▸ **TASK OBJECTIVE**: Show every line that has the string "Total" in it.

Figure collection entries
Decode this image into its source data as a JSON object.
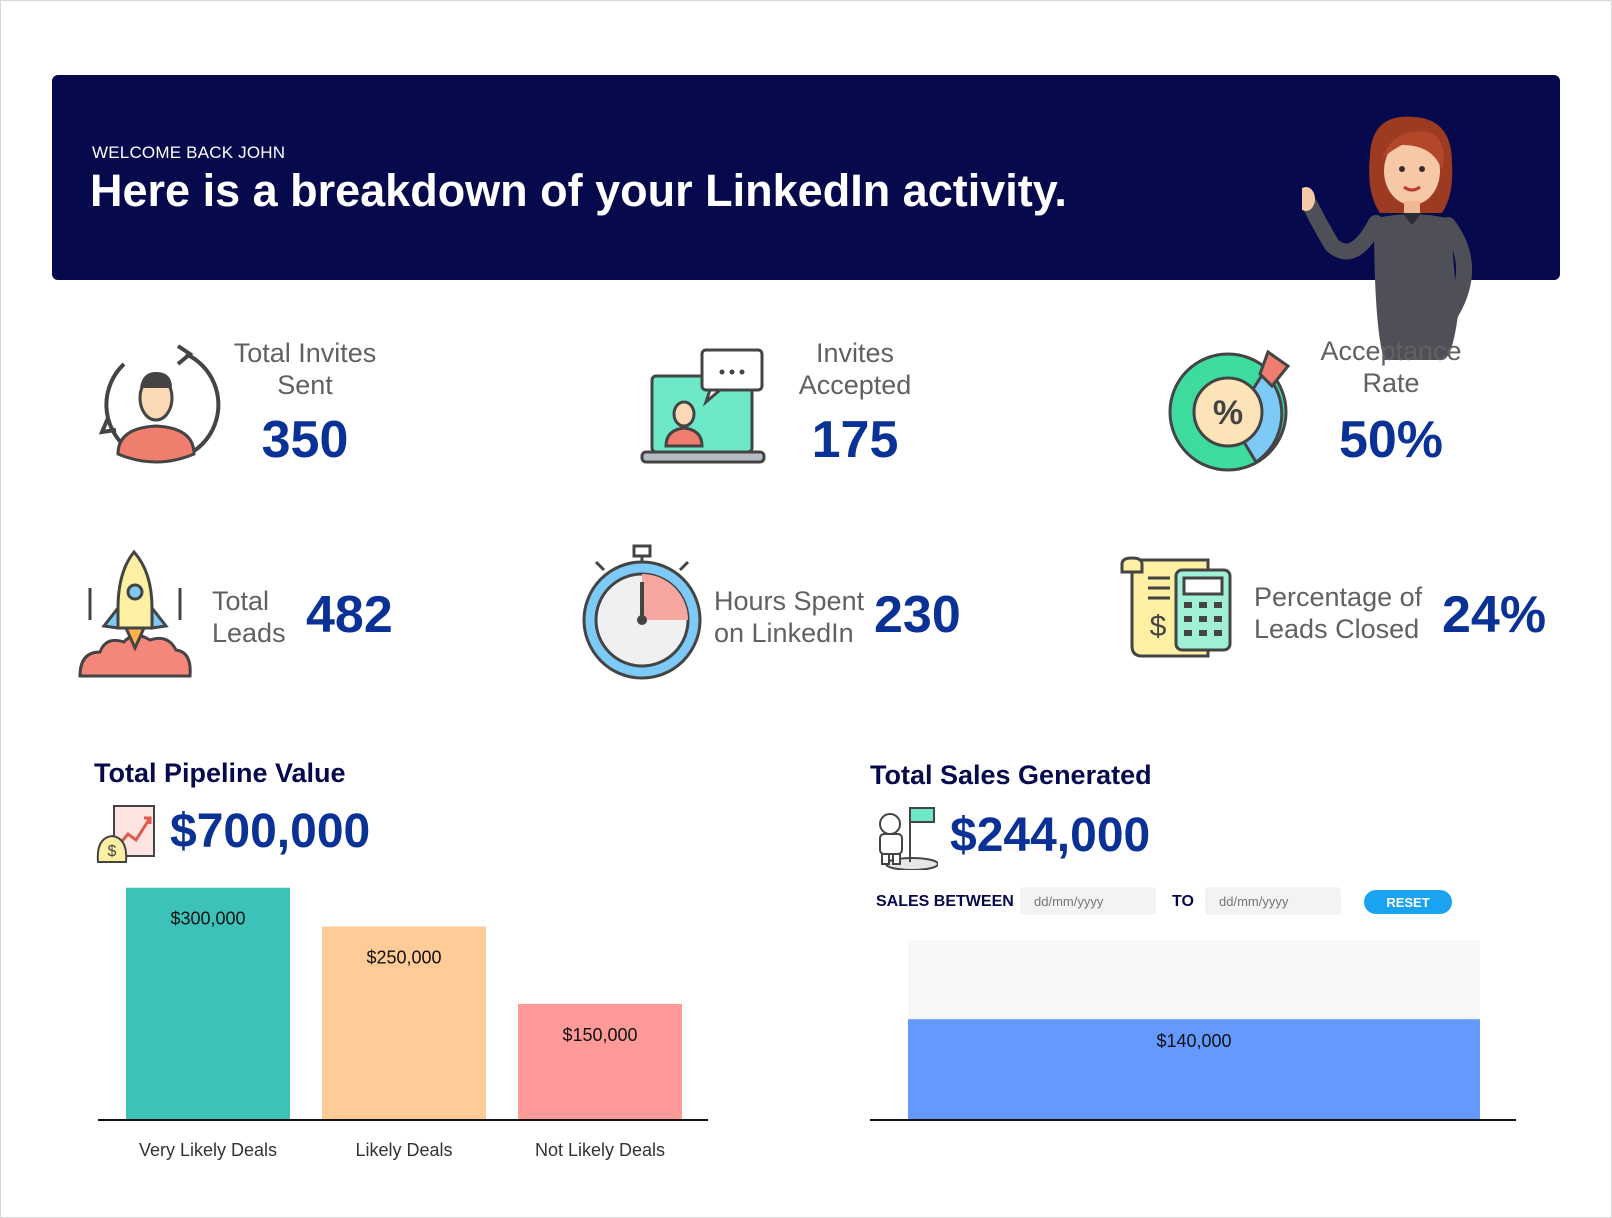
{
  "banner": {
    "welcome": "WELCOME BACK JOHN",
    "headline": "Here is a breakdown of your LinkedIn activity."
  },
  "stats": [
    {
      "label_line1": "Total Invites",
      "label_line2": "Sent",
      "value": "350",
      "icon": "user-refresh-icon"
    },
    {
      "label_line1": "Invites",
      "label_line2": "Accepted",
      "value": "175",
      "icon": "laptop-chat-icon"
    },
    {
      "label_line1": "Acceptance",
      "label_line2": "Rate",
      "value": "50%",
      "icon": "percent-donut-icon"
    },
    {
      "label_line1": "Total",
      "label_line2": "Leads",
      "value": "482",
      "icon": "rocket-icon"
    },
    {
      "label_line1": "Hours Spent",
      "label_line2": "on LinkedIn",
      "value": "230",
      "icon": "stopwatch-icon"
    },
    {
      "label_line1": "Percentage of",
      "label_line2": "Leads Closed",
      "value": "24%",
      "icon": "invoice-calculator-icon"
    }
  ],
  "pipeline": {
    "title": "Total Pipeline Value",
    "amount": "$700,000"
  },
  "sales": {
    "title": "Total Sales Generated",
    "amount": "$244,000",
    "between_label": "SALES BETWEEN",
    "from_placeholder": "dd/mm/yyyy",
    "to_label": "TO",
    "to_placeholder": "dd/mm/yyyy",
    "reset_label": "RESET"
  },
  "colors": {
    "navy": "#07094d",
    "value_blue": "#0a3296",
    "teal": "#3cc2b8",
    "peach": "#ffcb96",
    "salmon": "#ff9a99",
    "sales_blue": "#6499ff",
    "reset": "#1aa3f0"
  },
  "chart_data": [
    {
      "type": "bar",
      "categories": [
        "Very Likely Deals",
        "Likely Deals",
        "Not Likely Deals"
      ],
      "values": [
        300000,
        250000,
        150000
      ],
      "data_labels": [
        "$300,000",
        "$250,000",
        "$150,000"
      ],
      "colors": [
        "#3cc2b8",
        "#ffcb96",
        "#ff9a99"
      ],
      "ylim": [
        0,
        310000
      ],
      "grid": false
    },
    {
      "type": "bar",
      "categories": [
        ""
      ],
      "values": [
        140000
      ],
      "data_labels": [
        "$140,000"
      ],
      "colors": [
        "#6499ff"
      ],
      "ylim": [
        0,
        250000
      ],
      "grid": false
    }
  ]
}
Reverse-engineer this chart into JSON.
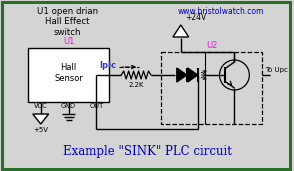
{
  "bg_color": "#d4d4d4",
  "border_color": "#2a6e2a",
  "title_text": "U1 open drian\nHall Effect\nswitch",
  "website": "www.bristolwatch.com",
  "example_label": "Example \"SINK\" PLC circuit",
  "u1_label": "U1",
  "u2_label": "U2",
  "hall_sensor_text": "Hall\nSensor",
  "vcc_label": "VCC",
  "gnd_label": "GND",
  "out_label": "OUT",
  "plus5v_label": "+5V",
  "plus24v_label": "+24V",
  "iplc_label": "Iplc",
  "resistor_label": "2.2K",
  "to_upc_label": "To Upc",
  "magenta": "#ff00ff",
  "blue_dark": "#0000bb",
  "blue_label": "#3333cc",
  "black": "#000000",
  "white": "#ffffff",
  "gray_box": "#d4d4d4"
}
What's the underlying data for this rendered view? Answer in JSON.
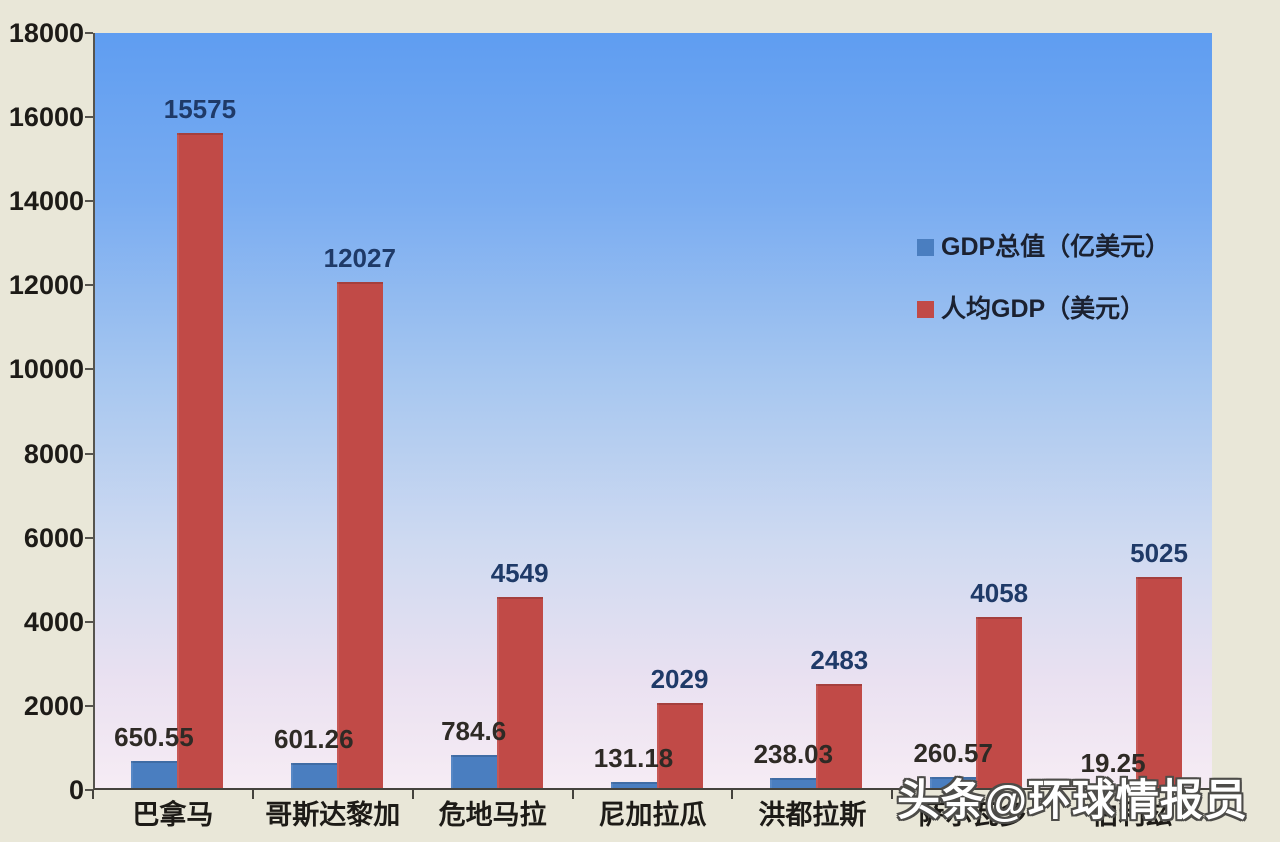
{
  "watermark": {
    "text": "头条@环球情报员"
  },
  "colors": {
    "page_background": "#e9e7d8",
    "plot_gradient_top": "#5f9df1",
    "plot_gradient_bottom": "#f6ecf4",
    "series_blue": "#4a7ec0",
    "series_red": "#c14a47",
    "label_navy": "#1f3a68",
    "label_dark": "#2e2a25",
    "axis_text": "#1d1b17"
  },
  "chart_data": {
    "type": "bar",
    "title": "",
    "xlabel": "",
    "ylabel": "",
    "categories": [
      "巴拿马",
      "哥斯达黎加",
      "危地马拉",
      "尼加拉瓜",
      "洪都拉斯",
      "萨尔瓦多",
      "伯利兹"
    ],
    "series": [
      {
        "name": "GDP总值（亿美元）",
        "color": "#4a7ec0",
        "label_color": "#2e2a25",
        "values": [
          650.55,
          601.26,
          784.6,
          131.18,
          238.03,
          260.57,
          19.25
        ]
      },
      {
        "name": "人均GDP（美元）",
        "color": "#c14a47",
        "label_color": "#1f3a68",
        "values": [
          15575,
          12027,
          4549,
          2029,
          2483,
          4058,
          5025
        ]
      }
    ],
    "ylim": [
      0,
      18000
    ],
    "ytick_step": 2000,
    "yticks": [
      0,
      2000,
      4000,
      6000,
      8000,
      10000,
      12000,
      14000,
      16000,
      18000
    ],
    "grid": false,
    "legend_position": "inside-upper-right",
    "data_labels": "outside-end"
  }
}
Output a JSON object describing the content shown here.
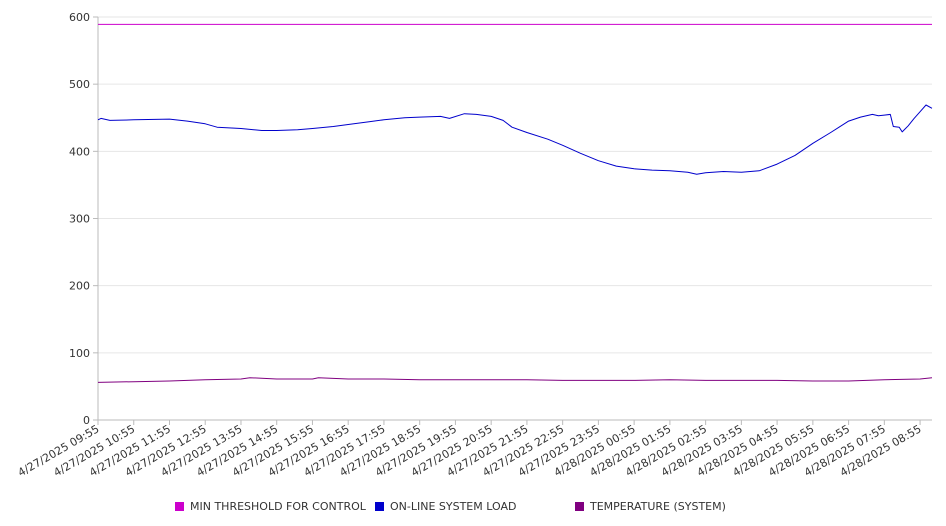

▸ **RIGHT ANSWER**:
      "label_line1": "Total Invites",
      "label_line1": "Total",
    "title": "Total Pipeline Value",
    "title": "Total Sales Generated",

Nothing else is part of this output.